Begin Data provided

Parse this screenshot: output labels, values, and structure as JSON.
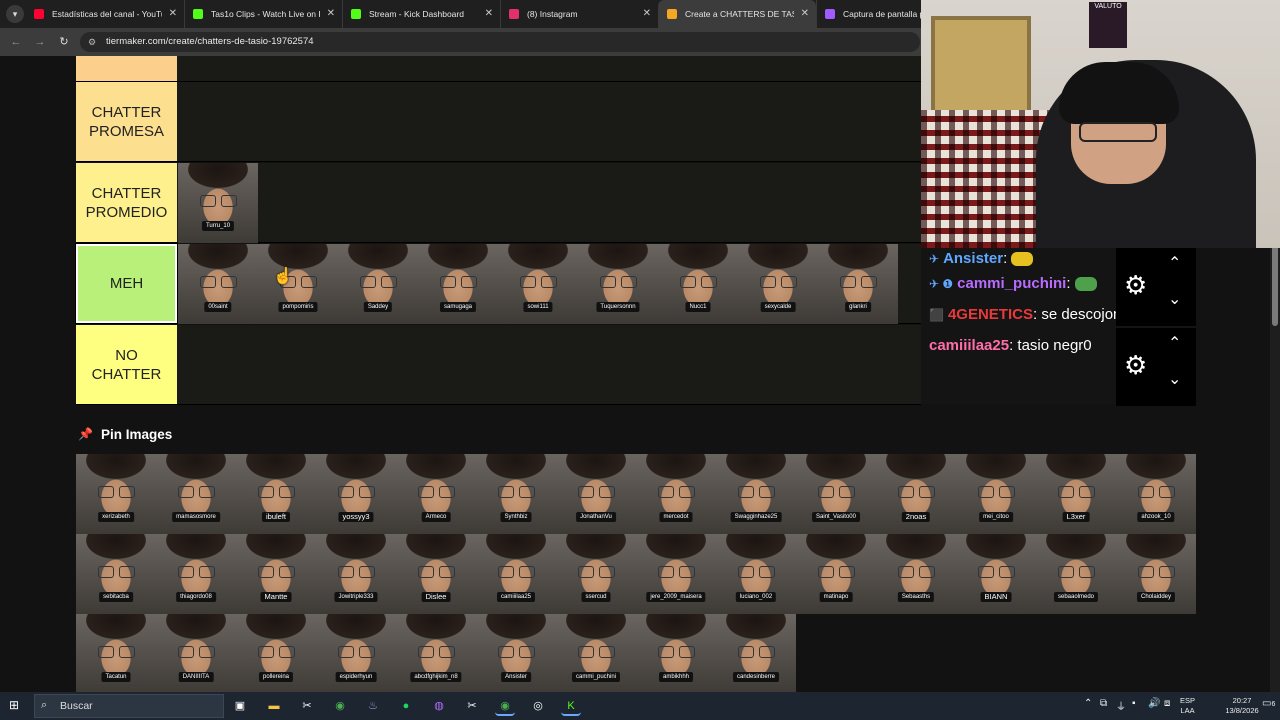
{
  "browser": {
    "tabs": [
      {
        "label": "Estadísticas del canal - YouTube",
        "color": "#ff0033",
        "active": false
      },
      {
        "label": "Tas1o Clips - Watch Live on Kick",
        "color": "#53fc18",
        "active": false
      },
      {
        "label": "Stream - Kick Dashboard",
        "color": "#53fc18",
        "active": false
      },
      {
        "label": "(8) Instagram",
        "color": "#e1306c",
        "active": false
      },
      {
        "label": "Create a CHATTERS DE TASIO T",
        "color": "#f5a623",
        "active": true
      },
      {
        "label": "Captura de pantalla po",
        "color": "#a05cff",
        "active": false
      }
    ],
    "url": "tiermaker.com/create/chatters-de-tasio-19762574"
  },
  "tiers": [
    {
      "label": "",
      "color": "#fcd08c",
      "items": []
    },
    {
      "label": "CHATTER\nPROMESA",
      "color": "#fcdf8f",
      "items": []
    },
    {
      "label": "CHATTER\nPROMEDIO",
      "color": "#fef08d",
      "items": [
        "Turru_10"
      ]
    },
    {
      "label": "MEH",
      "color": "#b9f07a",
      "items": [
        "00saint",
        "pompomiris",
        "Saddey",
        "samugaga",
        "sowi111",
        "Tuquersonnn",
        "Nucc1",
        "sexycalde",
        "glankri"
      ]
    },
    {
      "label": "NO\nCHATTER",
      "color": "#fefe80",
      "items": []
    }
  ],
  "pin_images": {
    "label": "Pin Images"
  },
  "pool": [
    "xerizabeth",
    "mamasosmore",
    "ibuleft",
    "yossyy3",
    "Armeco",
    "Synthbiz",
    "JonathanVu",
    "mercedot",
    "Swagginhaze25",
    "Saint_Vasito00",
    "2noas",
    "mei_citoo",
    "L3xer",
    "ahzook_10",
    "sebitacba",
    "thiagordo08",
    "Mantte",
    "Jowitriple333",
    "Dislee",
    "camiiilaa25",
    "ssercud",
    "jere_2009_maisera",
    "luciano_002",
    "matinapo",
    "Sebaasths",
    "BIANN",
    "sebaaolmedo",
    "Cholaiddey",
    "Tacatun",
    "DANIIIITA",
    "pollereina",
    "espiderhyun",
    "abcdfghijkim_n8",
    "Ansister",
    "cammi_puchini",
    "ambikhhh",
    "candesinberre"
  ],
  "overlay": {
    "poster_text": "VALUTO",
    "chat": [
      {
        "user": "Ansister",
        "message": "",
        "user_color": "blue",
        "badge": "✈"
      },
      {
        "user": "cammi_puchini",
        "message": "",
        "user_color": "purple",
        "badge": "✈ ❶"
      },
      {
        "user": "4GENETICS",
        "message": "se descojona",
        "user_color": "red",
        "badge": "⬛"
      },
      {
        "user": "camiiilaa25",
        "message": "tasio negr0",
        "user_color": "pink",
        "badge": ""
      }
    ]
  },
  "taskbar": {
    "search_placeholder": "Buscar",
    "lang_line1": "ESP",
    "lang_line2": "LAA",
    "time": "20:27",
    "date": "13/8/2026",
    "notifications": "6"
  }
}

End Data provided

» **Your instructions**: From the entries above, copy every line containing the word "message".

» **Response to this exercise**:
        "message": "",
        "message": "",
        "message": "se descojona",
        "message": "tasio negr0",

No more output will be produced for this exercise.